* Problem description: Which lines hold the word "houses"? Copy each of them from the material.

* Record excerpts:
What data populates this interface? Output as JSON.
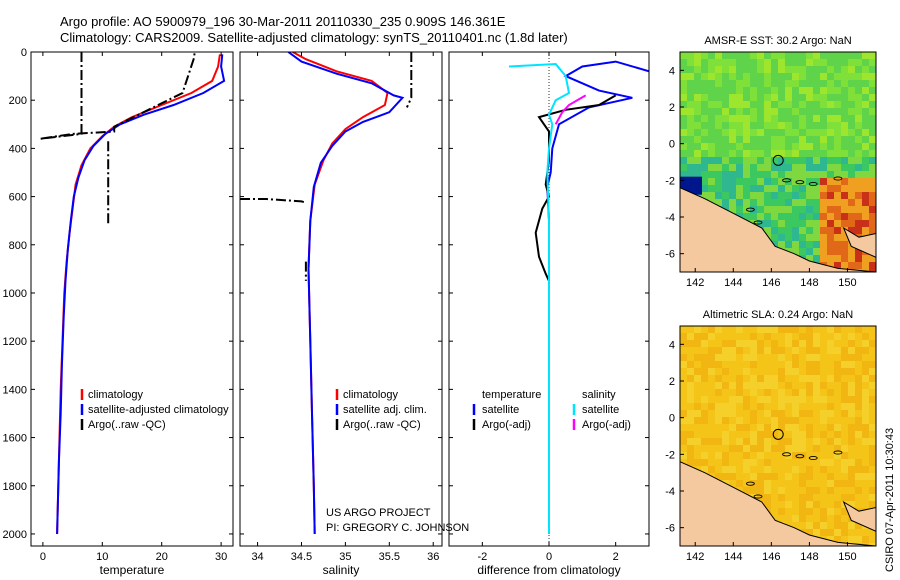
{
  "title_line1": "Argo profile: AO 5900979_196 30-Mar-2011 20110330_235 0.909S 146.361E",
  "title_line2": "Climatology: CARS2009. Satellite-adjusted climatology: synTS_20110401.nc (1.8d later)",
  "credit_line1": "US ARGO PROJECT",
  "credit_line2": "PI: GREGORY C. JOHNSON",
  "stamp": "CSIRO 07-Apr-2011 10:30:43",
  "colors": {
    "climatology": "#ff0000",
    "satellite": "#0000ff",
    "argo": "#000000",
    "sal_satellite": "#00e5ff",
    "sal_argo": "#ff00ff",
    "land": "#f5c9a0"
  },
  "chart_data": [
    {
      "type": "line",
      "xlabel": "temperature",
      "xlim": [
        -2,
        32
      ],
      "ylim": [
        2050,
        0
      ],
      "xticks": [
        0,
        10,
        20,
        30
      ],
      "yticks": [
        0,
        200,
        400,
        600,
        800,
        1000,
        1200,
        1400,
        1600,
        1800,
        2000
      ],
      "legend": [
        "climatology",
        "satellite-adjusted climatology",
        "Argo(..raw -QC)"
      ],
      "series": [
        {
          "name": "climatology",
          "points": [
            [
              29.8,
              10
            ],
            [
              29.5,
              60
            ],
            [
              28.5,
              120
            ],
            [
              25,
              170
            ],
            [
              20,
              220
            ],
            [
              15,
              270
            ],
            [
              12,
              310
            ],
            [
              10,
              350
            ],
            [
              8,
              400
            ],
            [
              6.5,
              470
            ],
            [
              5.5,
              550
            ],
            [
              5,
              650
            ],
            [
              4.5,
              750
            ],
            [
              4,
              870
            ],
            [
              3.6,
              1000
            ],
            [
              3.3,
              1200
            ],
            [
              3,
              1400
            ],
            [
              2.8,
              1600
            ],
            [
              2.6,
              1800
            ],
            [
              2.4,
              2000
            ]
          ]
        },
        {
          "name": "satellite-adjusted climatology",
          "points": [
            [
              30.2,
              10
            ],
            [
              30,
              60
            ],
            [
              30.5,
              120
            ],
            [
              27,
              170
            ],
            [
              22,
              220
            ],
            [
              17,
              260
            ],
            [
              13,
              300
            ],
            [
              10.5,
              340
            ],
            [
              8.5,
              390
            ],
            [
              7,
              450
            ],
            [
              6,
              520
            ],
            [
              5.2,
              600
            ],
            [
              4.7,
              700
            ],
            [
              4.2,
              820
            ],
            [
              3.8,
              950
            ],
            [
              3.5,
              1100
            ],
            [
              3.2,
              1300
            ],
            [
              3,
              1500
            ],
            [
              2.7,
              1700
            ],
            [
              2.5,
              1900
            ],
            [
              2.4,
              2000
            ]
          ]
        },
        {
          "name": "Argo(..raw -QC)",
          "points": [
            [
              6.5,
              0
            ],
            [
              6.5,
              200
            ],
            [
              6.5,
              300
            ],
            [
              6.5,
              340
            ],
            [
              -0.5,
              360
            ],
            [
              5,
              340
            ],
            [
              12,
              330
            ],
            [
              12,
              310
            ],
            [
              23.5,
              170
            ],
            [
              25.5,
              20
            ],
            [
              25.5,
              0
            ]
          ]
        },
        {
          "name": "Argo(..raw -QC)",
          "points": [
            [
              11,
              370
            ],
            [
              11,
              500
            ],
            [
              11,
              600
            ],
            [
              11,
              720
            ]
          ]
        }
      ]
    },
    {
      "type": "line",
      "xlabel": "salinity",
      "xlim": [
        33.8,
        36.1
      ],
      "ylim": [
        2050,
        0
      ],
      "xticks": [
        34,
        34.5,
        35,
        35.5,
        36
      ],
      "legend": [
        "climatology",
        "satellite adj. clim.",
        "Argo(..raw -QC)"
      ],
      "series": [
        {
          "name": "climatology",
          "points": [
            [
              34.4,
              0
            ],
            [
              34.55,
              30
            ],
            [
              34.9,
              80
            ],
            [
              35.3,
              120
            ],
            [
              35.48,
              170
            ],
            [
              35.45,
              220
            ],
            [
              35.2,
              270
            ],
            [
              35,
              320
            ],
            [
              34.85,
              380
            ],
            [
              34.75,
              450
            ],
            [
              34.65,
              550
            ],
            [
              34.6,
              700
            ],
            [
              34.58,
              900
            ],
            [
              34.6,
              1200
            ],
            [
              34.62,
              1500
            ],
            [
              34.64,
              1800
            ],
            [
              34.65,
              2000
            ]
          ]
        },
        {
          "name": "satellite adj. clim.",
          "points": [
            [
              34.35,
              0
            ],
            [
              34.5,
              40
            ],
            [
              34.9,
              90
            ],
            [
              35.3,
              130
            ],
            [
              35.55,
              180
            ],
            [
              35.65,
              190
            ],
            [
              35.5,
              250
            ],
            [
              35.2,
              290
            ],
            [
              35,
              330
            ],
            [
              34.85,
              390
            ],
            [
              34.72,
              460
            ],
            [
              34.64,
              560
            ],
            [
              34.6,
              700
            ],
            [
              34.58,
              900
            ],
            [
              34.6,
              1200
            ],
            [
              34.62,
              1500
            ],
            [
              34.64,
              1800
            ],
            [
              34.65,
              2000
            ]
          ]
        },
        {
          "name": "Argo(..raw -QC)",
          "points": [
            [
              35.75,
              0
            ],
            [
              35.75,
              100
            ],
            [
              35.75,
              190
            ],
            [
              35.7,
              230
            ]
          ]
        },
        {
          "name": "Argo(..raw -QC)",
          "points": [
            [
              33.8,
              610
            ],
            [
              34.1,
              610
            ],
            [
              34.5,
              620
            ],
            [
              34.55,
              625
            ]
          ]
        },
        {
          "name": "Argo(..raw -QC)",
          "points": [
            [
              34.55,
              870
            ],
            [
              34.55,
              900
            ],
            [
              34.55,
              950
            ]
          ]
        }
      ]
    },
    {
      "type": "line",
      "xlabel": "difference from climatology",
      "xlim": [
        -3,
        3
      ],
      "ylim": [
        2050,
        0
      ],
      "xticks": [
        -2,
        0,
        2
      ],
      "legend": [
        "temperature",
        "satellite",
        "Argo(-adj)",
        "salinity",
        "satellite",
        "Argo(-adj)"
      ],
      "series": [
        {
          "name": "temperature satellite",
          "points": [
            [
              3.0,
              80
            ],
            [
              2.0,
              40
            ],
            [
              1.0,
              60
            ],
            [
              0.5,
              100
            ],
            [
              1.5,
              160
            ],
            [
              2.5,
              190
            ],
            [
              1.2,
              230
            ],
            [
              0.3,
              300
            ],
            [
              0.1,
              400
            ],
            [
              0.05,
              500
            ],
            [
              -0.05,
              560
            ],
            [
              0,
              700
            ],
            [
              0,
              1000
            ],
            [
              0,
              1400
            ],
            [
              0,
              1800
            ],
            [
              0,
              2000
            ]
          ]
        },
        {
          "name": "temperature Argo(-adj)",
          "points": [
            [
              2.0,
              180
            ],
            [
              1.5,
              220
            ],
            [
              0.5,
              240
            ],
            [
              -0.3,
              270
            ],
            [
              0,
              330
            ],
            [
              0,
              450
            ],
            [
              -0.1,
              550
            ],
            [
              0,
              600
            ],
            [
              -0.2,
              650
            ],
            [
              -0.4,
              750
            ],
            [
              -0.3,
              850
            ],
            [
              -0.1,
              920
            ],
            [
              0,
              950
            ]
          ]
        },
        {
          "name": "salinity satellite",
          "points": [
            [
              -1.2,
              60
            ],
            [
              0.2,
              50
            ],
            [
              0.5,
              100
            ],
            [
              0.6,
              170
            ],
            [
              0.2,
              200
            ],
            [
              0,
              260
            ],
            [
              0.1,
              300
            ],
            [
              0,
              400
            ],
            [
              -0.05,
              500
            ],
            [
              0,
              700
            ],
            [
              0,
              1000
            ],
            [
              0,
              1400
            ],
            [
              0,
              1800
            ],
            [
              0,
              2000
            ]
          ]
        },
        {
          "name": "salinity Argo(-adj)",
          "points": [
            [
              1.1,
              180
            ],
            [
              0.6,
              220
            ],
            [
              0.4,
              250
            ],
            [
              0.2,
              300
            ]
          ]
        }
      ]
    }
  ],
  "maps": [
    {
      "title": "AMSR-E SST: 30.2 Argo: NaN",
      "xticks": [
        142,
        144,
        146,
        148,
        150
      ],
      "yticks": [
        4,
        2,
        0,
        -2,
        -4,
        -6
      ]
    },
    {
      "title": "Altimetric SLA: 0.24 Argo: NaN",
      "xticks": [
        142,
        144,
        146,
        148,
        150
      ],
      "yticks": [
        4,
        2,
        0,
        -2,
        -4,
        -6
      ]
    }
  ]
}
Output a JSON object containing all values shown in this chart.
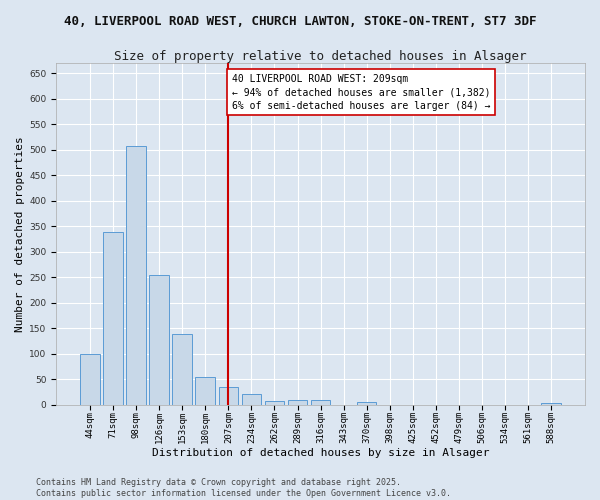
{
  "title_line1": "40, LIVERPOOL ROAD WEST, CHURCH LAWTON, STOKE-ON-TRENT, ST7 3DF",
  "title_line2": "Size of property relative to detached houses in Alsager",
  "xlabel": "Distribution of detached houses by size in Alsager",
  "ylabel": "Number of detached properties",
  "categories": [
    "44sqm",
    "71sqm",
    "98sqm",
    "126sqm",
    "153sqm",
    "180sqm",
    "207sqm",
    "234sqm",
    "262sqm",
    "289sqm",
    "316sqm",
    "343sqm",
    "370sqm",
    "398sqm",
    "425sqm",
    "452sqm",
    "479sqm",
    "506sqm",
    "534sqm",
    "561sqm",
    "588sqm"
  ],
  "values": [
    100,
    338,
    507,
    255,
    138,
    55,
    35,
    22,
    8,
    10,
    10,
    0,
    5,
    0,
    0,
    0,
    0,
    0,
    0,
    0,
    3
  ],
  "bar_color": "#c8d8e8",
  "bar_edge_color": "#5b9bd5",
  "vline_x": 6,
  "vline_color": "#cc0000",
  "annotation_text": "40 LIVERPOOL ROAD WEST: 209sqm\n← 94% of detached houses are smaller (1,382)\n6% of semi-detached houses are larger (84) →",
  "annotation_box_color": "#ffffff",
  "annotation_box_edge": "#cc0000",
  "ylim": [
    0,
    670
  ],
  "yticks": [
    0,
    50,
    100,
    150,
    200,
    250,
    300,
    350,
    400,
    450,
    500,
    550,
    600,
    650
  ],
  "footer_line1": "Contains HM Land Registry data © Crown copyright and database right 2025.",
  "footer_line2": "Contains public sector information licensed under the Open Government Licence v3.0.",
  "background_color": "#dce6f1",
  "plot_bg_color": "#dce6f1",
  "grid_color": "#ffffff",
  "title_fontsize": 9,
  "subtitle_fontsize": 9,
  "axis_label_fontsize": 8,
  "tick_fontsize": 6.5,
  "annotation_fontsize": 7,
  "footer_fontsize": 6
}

* Answer to the problem:
  "title_line2": "Size of property relative to detached houses in Alsager",
  "xlabel": "Distribution of detached houses by size in Alsager",
  "annotation_text": "40 LIVERPOOL ROAD WEST: 209sqm\n← 94% of detached houses are smaller (1,382)\n6% of semi-detached houses are larger (84) →",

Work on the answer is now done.